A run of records
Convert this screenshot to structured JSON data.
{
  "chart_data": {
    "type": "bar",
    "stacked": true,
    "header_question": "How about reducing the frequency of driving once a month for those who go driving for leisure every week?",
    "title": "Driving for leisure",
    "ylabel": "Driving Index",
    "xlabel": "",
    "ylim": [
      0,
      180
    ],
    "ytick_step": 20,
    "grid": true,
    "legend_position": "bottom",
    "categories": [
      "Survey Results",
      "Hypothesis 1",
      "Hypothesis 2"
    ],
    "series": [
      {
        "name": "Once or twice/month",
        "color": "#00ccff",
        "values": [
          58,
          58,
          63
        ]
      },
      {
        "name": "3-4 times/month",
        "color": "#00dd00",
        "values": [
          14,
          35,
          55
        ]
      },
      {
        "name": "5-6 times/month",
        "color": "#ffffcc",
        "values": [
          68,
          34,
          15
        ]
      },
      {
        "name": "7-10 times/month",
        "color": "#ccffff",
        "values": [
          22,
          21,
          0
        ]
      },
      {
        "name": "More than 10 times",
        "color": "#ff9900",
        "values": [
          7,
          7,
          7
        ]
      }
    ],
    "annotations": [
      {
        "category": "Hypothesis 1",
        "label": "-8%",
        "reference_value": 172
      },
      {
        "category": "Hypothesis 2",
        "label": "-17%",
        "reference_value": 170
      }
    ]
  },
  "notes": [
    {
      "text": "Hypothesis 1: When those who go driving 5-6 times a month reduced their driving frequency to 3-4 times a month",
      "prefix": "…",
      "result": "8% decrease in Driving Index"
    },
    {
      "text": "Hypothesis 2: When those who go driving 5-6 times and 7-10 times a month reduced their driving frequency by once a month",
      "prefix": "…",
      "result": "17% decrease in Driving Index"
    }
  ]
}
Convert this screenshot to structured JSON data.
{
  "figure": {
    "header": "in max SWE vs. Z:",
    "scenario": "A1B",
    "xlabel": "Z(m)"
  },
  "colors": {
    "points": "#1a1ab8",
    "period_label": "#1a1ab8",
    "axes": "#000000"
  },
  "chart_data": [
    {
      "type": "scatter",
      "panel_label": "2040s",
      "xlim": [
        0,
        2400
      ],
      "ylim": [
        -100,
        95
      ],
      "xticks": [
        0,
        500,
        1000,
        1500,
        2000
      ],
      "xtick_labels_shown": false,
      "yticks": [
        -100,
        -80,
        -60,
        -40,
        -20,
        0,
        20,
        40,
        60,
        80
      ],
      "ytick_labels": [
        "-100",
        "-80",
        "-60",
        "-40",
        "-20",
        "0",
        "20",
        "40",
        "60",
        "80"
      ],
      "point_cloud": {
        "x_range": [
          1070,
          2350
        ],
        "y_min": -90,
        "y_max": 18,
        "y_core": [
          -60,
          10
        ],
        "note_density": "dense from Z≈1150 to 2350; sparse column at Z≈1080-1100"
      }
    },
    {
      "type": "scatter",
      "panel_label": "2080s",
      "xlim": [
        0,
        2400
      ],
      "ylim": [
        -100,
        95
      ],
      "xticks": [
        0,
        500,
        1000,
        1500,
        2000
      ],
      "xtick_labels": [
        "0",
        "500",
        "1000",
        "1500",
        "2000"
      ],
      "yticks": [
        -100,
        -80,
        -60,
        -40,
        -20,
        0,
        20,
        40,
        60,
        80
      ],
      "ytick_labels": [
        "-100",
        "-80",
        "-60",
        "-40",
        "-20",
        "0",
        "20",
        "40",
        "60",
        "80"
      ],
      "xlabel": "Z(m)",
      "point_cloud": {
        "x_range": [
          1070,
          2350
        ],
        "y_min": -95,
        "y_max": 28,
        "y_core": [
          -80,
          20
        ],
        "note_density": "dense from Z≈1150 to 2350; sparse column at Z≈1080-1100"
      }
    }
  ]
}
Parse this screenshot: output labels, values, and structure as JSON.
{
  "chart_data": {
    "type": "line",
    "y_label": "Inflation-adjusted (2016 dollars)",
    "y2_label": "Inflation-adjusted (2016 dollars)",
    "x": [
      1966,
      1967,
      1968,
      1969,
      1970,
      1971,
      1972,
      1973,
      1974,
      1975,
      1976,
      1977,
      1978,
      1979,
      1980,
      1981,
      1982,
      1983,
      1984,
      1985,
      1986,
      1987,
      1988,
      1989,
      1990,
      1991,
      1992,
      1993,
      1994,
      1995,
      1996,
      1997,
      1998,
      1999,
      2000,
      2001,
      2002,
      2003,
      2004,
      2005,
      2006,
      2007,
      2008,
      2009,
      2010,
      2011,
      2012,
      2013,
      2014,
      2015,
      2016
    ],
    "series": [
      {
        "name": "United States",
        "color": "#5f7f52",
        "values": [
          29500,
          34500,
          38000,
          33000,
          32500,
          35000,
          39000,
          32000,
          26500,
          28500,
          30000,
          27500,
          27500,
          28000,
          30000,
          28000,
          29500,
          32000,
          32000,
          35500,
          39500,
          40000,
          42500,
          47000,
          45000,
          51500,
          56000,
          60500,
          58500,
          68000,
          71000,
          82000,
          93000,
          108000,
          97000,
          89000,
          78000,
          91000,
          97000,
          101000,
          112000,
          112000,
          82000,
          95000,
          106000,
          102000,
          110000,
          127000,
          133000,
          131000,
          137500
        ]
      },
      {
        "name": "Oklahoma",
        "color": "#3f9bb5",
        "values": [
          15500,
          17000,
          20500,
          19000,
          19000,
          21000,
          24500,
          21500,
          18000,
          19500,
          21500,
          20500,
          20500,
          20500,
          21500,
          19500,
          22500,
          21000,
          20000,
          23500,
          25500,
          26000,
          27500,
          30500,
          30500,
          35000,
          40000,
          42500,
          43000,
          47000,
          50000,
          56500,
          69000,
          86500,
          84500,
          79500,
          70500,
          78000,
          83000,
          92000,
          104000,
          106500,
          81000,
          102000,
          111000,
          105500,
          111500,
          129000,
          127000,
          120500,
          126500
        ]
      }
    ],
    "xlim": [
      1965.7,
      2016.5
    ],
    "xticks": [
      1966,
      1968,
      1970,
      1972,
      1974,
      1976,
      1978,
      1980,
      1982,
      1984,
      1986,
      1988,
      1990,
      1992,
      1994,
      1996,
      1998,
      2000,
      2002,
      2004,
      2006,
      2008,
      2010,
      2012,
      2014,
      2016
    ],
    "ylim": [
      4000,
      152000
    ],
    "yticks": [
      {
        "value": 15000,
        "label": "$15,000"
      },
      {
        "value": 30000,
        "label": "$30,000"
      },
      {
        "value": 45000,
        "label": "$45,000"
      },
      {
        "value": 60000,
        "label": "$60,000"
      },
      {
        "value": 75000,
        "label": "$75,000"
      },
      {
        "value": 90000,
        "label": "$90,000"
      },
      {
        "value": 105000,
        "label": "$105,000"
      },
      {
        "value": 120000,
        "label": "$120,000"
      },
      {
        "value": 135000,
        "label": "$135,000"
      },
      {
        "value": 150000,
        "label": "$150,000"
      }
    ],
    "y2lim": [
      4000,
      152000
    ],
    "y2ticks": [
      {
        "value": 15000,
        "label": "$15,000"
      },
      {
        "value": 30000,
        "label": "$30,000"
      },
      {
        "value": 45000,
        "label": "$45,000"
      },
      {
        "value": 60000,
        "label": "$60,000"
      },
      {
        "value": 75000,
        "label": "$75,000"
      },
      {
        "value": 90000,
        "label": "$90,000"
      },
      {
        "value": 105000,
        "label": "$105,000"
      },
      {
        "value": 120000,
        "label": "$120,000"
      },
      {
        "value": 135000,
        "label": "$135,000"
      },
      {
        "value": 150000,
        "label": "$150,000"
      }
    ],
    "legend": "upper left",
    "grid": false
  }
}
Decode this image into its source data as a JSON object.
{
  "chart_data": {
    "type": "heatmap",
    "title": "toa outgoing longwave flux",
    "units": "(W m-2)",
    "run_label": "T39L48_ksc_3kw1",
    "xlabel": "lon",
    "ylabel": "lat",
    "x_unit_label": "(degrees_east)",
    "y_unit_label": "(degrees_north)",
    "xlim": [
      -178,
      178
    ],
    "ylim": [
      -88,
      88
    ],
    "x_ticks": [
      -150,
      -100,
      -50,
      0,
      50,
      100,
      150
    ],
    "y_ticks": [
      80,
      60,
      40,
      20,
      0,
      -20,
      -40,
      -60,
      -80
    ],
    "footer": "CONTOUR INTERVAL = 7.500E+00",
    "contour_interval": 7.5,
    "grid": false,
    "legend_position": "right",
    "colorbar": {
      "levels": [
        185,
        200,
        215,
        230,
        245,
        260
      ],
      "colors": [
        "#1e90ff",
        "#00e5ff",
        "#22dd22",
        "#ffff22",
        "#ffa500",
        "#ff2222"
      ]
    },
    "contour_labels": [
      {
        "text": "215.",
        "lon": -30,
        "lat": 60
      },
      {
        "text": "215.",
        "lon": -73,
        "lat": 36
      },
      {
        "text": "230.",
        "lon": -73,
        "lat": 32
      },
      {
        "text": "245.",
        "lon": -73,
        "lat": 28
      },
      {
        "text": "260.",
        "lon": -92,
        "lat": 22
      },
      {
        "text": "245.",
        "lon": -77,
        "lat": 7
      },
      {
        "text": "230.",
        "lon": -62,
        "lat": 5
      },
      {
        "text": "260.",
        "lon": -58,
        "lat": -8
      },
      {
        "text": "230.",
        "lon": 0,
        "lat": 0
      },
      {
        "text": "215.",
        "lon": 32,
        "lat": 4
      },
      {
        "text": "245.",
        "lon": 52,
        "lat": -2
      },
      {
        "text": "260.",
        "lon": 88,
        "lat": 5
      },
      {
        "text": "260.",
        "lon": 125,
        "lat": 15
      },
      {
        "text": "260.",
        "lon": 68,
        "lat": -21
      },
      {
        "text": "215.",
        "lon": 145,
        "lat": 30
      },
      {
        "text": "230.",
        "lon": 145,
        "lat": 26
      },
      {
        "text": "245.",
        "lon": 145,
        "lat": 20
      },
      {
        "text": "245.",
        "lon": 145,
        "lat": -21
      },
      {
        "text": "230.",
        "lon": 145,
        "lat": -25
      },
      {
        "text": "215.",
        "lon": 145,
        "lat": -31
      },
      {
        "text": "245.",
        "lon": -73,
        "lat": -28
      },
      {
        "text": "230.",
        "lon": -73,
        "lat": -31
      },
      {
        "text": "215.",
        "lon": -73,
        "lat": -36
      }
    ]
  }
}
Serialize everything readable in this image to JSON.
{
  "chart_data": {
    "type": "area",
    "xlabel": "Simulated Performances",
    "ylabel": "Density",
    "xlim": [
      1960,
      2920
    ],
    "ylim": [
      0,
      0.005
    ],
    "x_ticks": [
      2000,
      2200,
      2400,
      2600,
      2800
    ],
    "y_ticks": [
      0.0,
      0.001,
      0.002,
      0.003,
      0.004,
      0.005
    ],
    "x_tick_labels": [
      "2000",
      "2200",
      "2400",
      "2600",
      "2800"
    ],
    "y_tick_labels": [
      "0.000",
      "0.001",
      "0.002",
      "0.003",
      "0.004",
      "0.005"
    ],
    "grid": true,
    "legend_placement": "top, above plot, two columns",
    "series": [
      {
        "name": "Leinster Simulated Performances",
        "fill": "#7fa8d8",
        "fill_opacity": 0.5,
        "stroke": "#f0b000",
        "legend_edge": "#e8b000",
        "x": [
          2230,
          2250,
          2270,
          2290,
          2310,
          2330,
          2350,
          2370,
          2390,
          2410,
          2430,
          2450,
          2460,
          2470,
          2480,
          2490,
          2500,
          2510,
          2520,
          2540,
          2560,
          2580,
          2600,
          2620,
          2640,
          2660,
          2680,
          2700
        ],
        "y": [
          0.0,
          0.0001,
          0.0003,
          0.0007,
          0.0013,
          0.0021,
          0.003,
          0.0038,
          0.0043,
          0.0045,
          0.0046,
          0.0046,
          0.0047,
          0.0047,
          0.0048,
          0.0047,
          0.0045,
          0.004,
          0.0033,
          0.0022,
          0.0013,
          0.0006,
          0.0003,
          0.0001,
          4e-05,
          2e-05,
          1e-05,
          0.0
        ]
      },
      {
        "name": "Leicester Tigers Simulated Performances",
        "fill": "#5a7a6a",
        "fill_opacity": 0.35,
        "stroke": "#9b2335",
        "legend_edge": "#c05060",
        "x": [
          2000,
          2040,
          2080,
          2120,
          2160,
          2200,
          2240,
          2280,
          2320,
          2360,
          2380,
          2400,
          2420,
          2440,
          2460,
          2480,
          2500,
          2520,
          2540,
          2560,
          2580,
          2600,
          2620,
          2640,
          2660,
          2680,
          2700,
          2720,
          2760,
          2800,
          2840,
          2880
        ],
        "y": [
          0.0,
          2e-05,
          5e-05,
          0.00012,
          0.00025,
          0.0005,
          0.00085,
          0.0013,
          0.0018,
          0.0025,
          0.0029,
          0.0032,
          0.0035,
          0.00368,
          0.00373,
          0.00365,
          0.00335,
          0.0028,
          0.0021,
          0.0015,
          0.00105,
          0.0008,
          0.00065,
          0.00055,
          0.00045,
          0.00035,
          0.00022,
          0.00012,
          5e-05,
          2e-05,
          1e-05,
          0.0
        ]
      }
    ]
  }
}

Task brief
From the listing, tally every line with the word "ylabel" in it and give only the tally.

Correct answer
3